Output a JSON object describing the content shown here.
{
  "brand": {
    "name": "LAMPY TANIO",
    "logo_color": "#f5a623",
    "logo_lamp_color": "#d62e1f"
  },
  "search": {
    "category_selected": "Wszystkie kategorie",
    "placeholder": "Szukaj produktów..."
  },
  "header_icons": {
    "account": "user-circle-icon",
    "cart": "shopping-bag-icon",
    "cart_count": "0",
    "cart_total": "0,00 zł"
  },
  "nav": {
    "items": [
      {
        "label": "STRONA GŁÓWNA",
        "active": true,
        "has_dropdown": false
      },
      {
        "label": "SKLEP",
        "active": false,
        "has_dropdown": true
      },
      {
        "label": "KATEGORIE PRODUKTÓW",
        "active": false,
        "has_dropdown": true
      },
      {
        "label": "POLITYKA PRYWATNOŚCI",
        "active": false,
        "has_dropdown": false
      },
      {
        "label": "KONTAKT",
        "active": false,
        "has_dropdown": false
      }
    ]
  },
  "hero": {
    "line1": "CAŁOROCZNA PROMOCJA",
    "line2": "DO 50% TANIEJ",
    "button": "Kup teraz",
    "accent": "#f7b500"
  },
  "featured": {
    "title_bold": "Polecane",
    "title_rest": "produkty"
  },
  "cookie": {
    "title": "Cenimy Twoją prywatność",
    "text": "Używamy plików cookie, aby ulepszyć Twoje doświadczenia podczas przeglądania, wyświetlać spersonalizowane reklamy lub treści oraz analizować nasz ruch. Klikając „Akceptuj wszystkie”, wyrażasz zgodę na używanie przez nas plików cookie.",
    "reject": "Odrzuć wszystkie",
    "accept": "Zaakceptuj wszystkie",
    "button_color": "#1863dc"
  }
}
=====
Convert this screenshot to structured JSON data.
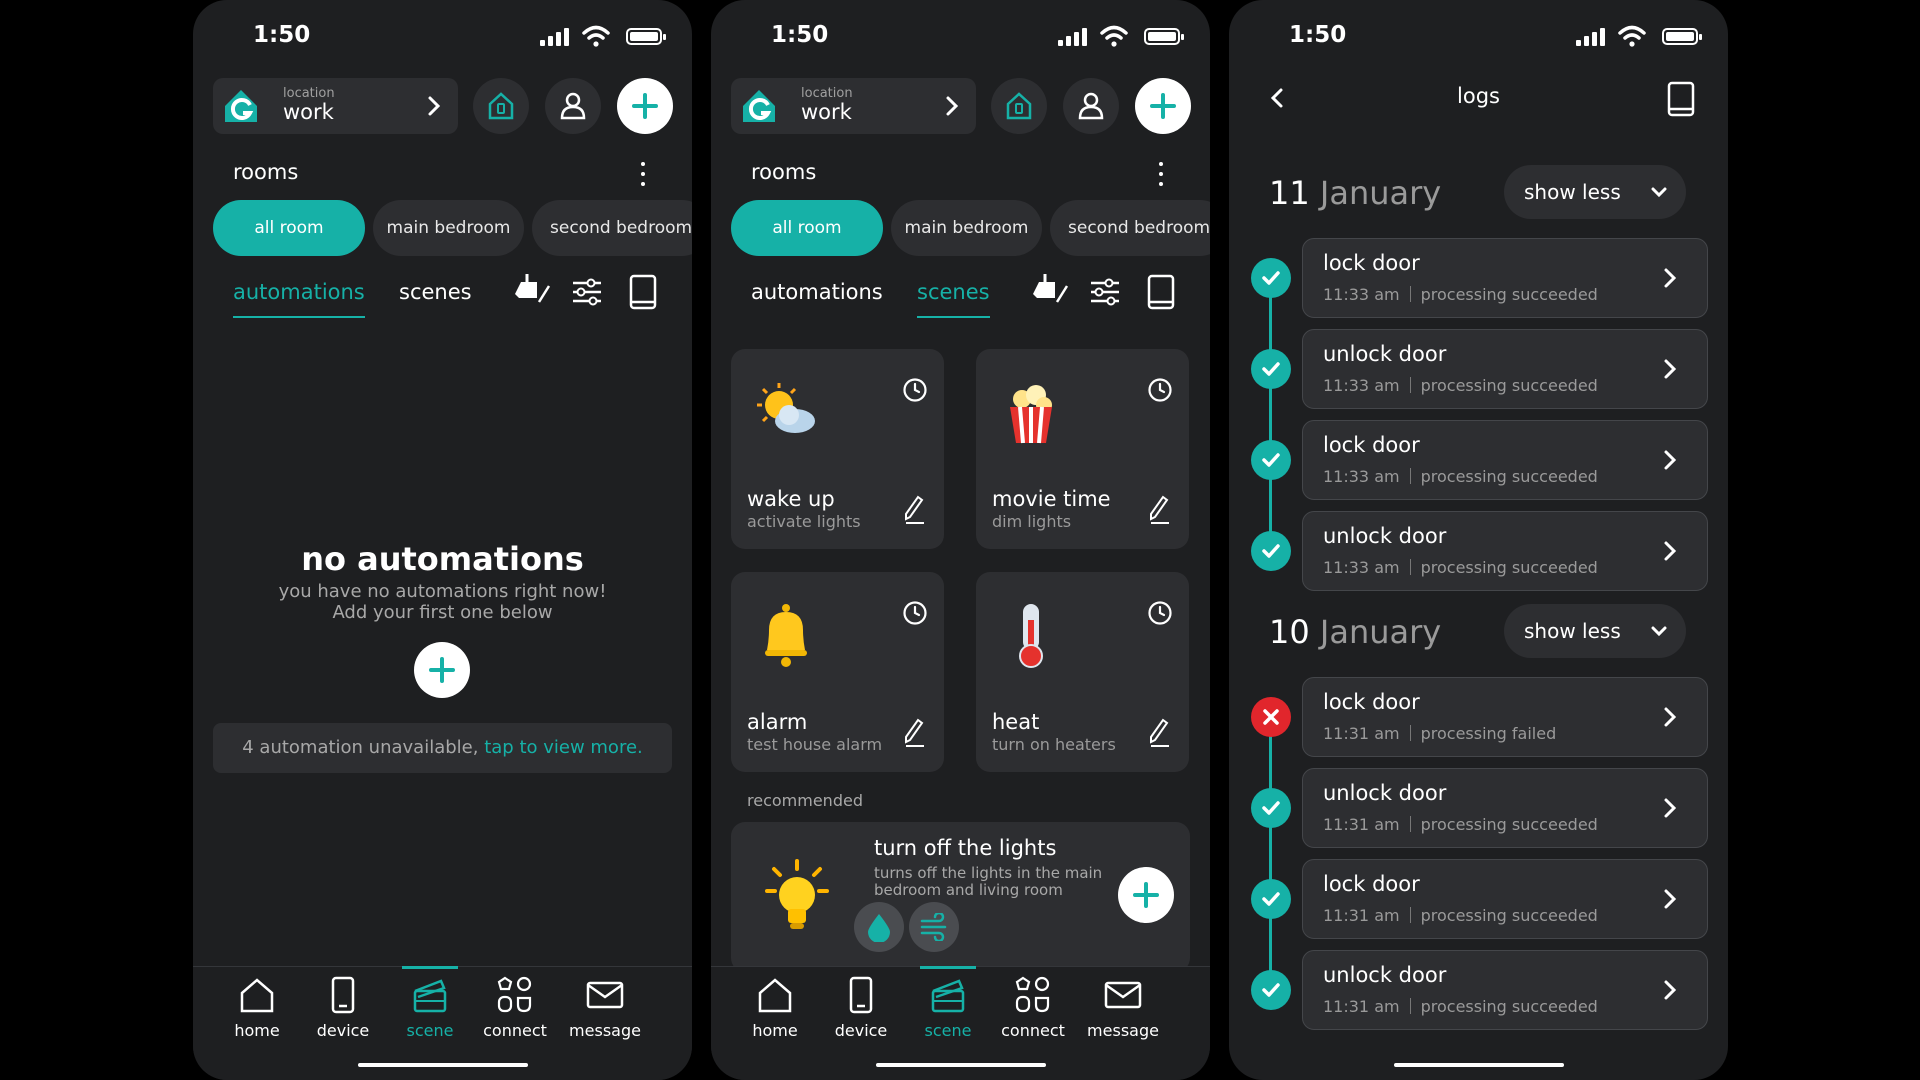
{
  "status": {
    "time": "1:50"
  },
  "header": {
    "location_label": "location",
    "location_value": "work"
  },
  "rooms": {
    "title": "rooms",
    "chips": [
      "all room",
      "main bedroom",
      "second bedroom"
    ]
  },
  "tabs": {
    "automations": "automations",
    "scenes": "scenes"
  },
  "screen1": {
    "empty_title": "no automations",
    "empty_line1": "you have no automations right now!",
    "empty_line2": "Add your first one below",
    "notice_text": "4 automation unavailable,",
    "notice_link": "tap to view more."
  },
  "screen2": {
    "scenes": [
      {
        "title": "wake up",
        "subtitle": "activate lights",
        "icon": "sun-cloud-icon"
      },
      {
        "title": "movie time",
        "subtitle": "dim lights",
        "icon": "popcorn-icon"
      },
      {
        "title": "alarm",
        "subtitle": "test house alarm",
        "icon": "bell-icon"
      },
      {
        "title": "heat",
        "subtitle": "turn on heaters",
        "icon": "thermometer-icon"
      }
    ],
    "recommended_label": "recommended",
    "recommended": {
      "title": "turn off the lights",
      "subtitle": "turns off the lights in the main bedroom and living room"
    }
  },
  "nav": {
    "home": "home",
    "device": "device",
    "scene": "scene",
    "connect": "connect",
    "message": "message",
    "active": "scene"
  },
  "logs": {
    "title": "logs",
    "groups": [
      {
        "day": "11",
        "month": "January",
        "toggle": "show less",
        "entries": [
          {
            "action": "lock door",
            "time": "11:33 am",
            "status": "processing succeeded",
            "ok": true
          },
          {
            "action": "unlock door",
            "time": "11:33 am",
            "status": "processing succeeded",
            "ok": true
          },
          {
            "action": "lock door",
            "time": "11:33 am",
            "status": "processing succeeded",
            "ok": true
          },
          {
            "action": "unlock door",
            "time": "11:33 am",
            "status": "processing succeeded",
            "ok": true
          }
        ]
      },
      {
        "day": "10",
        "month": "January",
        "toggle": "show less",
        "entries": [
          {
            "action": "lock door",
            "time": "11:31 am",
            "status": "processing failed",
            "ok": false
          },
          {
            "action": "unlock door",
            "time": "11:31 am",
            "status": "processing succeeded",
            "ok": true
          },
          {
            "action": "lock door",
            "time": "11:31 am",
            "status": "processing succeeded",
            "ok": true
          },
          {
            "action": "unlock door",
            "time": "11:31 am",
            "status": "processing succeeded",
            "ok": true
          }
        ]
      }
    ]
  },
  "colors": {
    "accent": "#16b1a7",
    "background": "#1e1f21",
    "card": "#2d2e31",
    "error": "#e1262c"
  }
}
=====
What the task asks >> Copy the lines from the entries above in which the word "recommended" appears.

Complete output >>
    "recommended_label": "recommended",
    "recommended": {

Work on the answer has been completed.